What is being asked
Copy each line in the data that includes the word "this".

— start —

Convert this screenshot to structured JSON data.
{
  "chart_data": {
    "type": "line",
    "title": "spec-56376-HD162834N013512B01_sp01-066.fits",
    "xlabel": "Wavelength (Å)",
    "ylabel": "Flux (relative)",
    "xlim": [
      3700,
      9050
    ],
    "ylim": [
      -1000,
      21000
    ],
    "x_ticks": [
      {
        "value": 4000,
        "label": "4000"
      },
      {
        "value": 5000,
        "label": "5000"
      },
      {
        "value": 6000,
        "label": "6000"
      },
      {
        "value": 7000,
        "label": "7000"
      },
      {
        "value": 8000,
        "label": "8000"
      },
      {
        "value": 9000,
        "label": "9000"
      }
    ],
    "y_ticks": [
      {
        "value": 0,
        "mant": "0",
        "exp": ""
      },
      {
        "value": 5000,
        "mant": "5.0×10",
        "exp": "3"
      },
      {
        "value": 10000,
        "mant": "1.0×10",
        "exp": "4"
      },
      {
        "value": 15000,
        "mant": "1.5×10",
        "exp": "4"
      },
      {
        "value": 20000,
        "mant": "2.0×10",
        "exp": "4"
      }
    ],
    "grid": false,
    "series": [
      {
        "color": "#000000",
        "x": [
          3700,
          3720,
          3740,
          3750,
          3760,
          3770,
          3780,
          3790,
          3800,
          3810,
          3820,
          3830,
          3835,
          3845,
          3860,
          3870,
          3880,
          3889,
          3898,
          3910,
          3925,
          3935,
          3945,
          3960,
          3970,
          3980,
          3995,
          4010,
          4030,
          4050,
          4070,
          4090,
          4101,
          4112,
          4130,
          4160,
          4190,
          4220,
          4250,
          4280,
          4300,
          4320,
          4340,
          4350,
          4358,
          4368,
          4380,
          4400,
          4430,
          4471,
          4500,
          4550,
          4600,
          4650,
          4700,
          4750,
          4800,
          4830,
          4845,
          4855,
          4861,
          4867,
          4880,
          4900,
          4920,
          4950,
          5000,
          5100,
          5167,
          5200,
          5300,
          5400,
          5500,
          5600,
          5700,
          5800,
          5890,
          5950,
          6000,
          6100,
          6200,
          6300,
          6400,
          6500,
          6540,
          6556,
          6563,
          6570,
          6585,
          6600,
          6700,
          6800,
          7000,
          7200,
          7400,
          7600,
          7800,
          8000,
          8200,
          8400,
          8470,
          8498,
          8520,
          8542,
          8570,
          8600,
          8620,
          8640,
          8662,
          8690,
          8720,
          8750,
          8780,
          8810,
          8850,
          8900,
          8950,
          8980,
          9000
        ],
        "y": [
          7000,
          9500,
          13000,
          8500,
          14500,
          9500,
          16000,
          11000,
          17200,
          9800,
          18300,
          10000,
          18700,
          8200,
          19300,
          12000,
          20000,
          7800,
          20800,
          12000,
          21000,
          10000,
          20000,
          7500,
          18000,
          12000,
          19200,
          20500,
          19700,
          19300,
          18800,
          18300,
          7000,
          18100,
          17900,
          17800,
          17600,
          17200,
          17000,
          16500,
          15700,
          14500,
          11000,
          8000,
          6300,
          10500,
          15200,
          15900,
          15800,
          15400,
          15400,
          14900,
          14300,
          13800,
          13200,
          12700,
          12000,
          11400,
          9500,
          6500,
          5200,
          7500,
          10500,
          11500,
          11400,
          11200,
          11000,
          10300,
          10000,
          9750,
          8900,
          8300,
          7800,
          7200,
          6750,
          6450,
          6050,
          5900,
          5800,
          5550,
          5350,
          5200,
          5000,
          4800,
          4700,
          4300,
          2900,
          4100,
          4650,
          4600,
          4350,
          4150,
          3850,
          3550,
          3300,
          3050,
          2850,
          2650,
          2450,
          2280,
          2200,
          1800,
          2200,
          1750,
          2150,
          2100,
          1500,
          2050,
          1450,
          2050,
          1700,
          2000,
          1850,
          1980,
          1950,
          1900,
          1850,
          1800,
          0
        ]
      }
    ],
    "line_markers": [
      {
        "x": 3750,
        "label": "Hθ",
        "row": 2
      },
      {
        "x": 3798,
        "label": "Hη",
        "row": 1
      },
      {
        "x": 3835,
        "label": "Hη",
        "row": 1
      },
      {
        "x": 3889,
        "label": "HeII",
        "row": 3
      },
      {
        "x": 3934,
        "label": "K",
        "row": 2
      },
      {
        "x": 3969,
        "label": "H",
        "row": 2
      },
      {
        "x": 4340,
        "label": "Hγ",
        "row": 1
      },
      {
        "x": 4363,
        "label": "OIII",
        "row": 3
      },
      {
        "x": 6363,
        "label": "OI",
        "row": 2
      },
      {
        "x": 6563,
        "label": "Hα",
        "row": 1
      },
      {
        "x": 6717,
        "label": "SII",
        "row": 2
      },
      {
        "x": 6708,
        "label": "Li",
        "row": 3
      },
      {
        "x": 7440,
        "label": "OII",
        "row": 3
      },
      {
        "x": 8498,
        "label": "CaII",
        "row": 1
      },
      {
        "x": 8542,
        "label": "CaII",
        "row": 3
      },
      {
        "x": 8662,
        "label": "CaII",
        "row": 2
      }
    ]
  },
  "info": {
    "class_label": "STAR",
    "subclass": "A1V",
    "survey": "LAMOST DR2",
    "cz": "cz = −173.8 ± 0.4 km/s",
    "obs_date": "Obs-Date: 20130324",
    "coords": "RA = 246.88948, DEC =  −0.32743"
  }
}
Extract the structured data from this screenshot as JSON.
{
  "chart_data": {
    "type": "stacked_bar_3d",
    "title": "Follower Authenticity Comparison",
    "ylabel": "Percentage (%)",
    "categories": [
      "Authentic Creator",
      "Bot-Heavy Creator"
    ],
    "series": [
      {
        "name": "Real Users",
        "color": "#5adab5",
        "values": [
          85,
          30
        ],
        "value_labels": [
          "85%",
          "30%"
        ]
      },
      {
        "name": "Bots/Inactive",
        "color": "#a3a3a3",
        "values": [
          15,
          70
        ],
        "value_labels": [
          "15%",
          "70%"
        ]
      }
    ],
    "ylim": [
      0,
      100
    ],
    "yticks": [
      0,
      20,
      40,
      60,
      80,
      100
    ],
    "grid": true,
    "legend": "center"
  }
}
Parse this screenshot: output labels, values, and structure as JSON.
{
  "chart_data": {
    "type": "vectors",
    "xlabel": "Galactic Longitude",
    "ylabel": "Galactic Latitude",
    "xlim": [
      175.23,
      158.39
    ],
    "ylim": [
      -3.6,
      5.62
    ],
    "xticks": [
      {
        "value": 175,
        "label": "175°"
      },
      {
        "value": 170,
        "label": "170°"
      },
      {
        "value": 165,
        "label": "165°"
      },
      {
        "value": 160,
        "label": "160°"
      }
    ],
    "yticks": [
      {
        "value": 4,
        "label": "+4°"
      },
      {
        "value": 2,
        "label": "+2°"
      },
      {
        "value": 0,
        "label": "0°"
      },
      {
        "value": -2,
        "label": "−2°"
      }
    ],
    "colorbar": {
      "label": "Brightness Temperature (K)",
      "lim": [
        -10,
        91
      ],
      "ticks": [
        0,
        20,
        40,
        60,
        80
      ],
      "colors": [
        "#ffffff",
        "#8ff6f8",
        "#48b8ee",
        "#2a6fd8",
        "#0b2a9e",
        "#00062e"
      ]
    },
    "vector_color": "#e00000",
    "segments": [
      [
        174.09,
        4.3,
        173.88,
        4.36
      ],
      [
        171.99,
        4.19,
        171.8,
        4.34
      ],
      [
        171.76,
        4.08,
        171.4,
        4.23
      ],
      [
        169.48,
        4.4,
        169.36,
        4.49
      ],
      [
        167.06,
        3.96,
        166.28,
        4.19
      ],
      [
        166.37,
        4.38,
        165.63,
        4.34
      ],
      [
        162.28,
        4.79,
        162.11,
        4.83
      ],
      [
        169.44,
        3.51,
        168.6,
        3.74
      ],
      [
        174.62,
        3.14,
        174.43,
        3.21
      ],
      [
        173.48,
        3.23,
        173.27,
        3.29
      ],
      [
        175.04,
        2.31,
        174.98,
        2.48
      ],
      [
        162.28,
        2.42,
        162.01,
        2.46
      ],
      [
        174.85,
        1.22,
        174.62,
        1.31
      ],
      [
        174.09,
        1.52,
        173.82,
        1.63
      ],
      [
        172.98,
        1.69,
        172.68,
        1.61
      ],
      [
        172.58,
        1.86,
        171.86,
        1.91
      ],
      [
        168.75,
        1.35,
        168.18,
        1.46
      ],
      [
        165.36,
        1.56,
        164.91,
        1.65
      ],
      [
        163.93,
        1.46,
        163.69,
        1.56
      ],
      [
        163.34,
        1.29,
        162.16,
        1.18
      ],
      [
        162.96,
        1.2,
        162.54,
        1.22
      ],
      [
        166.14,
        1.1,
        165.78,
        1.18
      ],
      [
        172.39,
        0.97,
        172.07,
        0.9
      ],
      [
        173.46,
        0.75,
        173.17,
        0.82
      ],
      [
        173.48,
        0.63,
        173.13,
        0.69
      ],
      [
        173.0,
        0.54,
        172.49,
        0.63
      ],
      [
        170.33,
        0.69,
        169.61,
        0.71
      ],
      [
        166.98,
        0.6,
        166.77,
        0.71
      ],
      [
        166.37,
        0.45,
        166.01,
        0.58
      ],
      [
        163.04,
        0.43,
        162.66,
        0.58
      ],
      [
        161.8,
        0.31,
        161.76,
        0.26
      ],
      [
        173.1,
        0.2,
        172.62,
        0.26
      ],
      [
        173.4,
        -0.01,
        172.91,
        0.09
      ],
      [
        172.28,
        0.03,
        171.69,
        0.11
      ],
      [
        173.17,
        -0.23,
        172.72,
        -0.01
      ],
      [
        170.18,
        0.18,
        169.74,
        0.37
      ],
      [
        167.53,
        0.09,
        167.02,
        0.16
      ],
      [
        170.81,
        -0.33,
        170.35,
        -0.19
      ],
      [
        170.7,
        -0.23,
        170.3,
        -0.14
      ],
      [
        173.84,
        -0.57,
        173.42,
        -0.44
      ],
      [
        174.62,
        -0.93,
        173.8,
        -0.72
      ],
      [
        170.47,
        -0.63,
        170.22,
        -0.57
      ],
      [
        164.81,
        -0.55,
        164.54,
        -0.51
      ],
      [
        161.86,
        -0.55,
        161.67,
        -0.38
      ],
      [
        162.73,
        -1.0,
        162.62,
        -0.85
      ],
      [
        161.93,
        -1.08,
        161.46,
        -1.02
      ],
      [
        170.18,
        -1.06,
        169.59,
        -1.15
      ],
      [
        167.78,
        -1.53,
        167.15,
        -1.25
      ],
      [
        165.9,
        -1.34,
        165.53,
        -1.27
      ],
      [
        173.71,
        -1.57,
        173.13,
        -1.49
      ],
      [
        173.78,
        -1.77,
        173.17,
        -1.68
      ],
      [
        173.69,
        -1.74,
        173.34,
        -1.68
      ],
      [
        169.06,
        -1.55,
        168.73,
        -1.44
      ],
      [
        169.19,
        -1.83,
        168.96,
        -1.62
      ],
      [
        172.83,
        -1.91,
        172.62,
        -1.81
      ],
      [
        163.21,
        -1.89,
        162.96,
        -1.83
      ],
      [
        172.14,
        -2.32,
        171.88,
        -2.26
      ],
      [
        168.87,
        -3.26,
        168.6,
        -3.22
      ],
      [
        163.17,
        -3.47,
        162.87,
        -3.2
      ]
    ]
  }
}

— end —

Finished task
Convert this screenshot to structured JSON data.
Extract the structured data from this screenshot as JSON.
Parse this screenshot: output labels, values, and structure as JSON.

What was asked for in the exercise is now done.